___ TESTO DA LEGGERE ___

BOLZANO. Mentre dall’altra parte della piazza Cristo Re - agli ex Telefoni di Stato infarciti di amianto - ancora nulla si muove a causa degli elevati costi della bonifica, il Comune dà il primo via libera alla demo-ricostruzione dell’ex cinema Concordia. Chiuso ormai da un decennio, l’edificio è stato ceduto dai padri Domenicani a Confcooperative, che vi realizzerà 25 alloggi per il ceto medio. Contestualmente, verrà rivisitata la piazza, realizzando pure una ciclabile per collegare corso Italia alle vie Zara e Thuille. È solo uno dei venti cambiamenti più o meno sostanziali compresi nella terza variante di assestamento del Piano urbanistico comunale appena approvata dalla giunta municipale.

L’intervento in corso Italia non genererà nuovi volumi, se si esclude il bonus cubatura del venti per cento per motivi energetici. L’area è stata trasformata in zona A2 centro storico, il che prevede l’elaborazione di un piano di recupero dell’intera piazza Cristo Re. Ora, dopo il passaggio in commissione urbanistica provinciale, questa come le altre 19 varianti dovranno poi passare in consiglio comunale, dove però l’approvazione è se non scontata almeno probabile.

___

:: CONSEGNA A ::
Riduci a un elenco puntato il paragrafo dell'articolo sull'ex cinema Concordia che comincia con «L’intervento in corso Italia», conservandone i fatti principali.
:: CONSEGNA B ::
Scrivi il seguito dell'articolo sull'ex cinema Concordia, riprendendo dopo la sua ultima frase.
Il materiale qui riportato proviene da una fonte diversa.

___ MATERIALE MOSTRATO ___

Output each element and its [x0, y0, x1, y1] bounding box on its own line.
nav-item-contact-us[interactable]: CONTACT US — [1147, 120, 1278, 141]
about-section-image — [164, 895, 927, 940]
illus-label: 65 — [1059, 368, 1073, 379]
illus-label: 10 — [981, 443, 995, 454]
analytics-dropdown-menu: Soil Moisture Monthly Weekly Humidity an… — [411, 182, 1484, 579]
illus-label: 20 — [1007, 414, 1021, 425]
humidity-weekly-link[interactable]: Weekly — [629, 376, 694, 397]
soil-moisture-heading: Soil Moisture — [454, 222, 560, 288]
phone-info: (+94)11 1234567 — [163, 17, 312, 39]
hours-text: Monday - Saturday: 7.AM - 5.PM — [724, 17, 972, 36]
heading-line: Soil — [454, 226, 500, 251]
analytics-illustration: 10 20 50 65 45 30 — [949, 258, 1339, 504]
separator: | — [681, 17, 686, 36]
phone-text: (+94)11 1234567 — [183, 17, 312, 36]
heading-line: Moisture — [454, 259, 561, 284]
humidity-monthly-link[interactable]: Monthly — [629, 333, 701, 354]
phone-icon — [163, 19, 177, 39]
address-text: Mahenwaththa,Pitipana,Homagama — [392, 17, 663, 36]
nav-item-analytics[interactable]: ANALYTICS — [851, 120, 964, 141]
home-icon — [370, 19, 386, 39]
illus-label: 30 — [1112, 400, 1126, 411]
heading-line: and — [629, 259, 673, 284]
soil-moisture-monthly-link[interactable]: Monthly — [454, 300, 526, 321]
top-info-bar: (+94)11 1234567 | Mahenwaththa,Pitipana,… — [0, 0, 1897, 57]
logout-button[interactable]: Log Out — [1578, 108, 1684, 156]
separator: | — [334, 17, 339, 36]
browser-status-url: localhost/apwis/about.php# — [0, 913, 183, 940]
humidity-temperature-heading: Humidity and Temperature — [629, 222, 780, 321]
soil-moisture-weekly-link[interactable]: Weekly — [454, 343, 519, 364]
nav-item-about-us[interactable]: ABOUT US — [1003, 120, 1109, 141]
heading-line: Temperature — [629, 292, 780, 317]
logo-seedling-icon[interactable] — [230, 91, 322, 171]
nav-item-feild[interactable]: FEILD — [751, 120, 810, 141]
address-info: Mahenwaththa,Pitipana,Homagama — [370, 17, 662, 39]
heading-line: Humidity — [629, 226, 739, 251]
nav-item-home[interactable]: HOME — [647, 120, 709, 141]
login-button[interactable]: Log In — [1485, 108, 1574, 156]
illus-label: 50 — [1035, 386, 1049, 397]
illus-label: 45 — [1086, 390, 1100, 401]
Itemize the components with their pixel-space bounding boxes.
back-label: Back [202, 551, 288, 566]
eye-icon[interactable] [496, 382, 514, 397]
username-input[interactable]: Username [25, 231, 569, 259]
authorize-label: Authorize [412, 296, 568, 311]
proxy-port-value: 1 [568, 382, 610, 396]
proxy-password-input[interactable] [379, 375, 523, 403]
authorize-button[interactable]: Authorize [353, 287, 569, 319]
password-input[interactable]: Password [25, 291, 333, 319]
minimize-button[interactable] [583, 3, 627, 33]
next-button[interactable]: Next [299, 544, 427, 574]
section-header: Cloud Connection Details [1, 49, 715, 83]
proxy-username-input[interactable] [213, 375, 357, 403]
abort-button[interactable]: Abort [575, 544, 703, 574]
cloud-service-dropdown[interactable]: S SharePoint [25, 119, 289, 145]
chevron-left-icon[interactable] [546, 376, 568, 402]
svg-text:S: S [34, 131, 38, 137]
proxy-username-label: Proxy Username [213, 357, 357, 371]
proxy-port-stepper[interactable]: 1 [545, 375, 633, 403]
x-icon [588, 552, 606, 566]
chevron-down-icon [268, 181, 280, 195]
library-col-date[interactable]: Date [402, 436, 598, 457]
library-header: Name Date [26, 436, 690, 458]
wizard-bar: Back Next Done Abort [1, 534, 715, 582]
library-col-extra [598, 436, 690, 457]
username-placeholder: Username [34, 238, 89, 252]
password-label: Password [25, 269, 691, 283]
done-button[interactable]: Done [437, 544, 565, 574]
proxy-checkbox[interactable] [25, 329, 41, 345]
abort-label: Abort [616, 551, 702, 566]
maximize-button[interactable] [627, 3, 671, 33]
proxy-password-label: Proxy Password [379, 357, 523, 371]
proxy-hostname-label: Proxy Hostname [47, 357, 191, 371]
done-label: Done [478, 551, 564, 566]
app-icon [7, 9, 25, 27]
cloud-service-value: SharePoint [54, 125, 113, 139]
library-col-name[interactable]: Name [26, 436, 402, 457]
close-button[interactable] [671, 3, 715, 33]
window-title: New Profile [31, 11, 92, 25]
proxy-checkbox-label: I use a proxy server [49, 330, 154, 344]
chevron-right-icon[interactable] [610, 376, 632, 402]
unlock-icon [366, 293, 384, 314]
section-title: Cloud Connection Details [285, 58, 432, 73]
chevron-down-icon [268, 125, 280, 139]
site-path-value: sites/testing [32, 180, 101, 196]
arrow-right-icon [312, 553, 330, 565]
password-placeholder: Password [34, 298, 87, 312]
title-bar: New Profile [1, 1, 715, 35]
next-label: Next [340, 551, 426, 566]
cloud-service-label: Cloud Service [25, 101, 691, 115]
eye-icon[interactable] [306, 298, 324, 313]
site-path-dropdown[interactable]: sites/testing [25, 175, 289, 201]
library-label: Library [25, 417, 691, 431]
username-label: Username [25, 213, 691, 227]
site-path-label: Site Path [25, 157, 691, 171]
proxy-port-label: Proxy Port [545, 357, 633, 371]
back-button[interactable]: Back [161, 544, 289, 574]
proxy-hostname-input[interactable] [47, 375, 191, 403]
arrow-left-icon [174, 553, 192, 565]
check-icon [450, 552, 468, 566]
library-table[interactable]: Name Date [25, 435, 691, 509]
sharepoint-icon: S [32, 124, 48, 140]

___

:: RISPOSTA A ::
- L'intervento non genererà nuovi volumi, salvo il bonus cubatura del venti per cento per motivi energetici.
- L'area è stata trasformata in zona A2 centro storico, per cui è prevista l'elaborazione di un piano di recupero dell'intera piazza Cristo Re.
- Dopo il passaggio in commissione urbanistica provinciale, questa variante e le altre 19 dovranno passare in consiglio comunale, dove l'approvazione è probabile.

:: RISPOSTA B ::
Nel mare magnum delle 20 varianti, ne spiccano alcune.

Intanto, nonostante le polemiche verrà realizzata la micro area per la sosta nomadi di viale Trento: 2100 metri quadrati, è previsto il collocamento di 10 case mobili nelle quali possono essere ospitate 4 persone.

Si è poi inserito nel Puc un nuovo ponte pedociclabile attraverso l’Isarco, tra il Kampill Center e la Mila. Originariamente era prevista una ciclabile su via Innsbruck, tra ponte Campiglio e Kampill Center, che poi si era capito non essere proprio il massimo. Per raggiungere il ponte ora si sfrutterà la ciclabile in sponda orografica destra, già esistente.

Viene inoltre trasformata da verde agricolo a zona residenziale di completamento una superficie di 5.500 metri quadrati in fondo a via della Vigna, che risulta edificata ormai da 30 anni. Ci sono infatti quattro condomini, garage, un albergo, dei negozi e un bar.

Due altre varianti riguardano inoltre il Mebo Center e il grande capannone ortofrutticolo dall’altra parte del fiume Adige. Entrambi verranno trasformati in zone produttive di interesse comunale.

Si realizzerà inoltre un’area di sosta, destinata esclusivamente ai camper, nei pressi dell’uscita autostradale di Bolzano Sud.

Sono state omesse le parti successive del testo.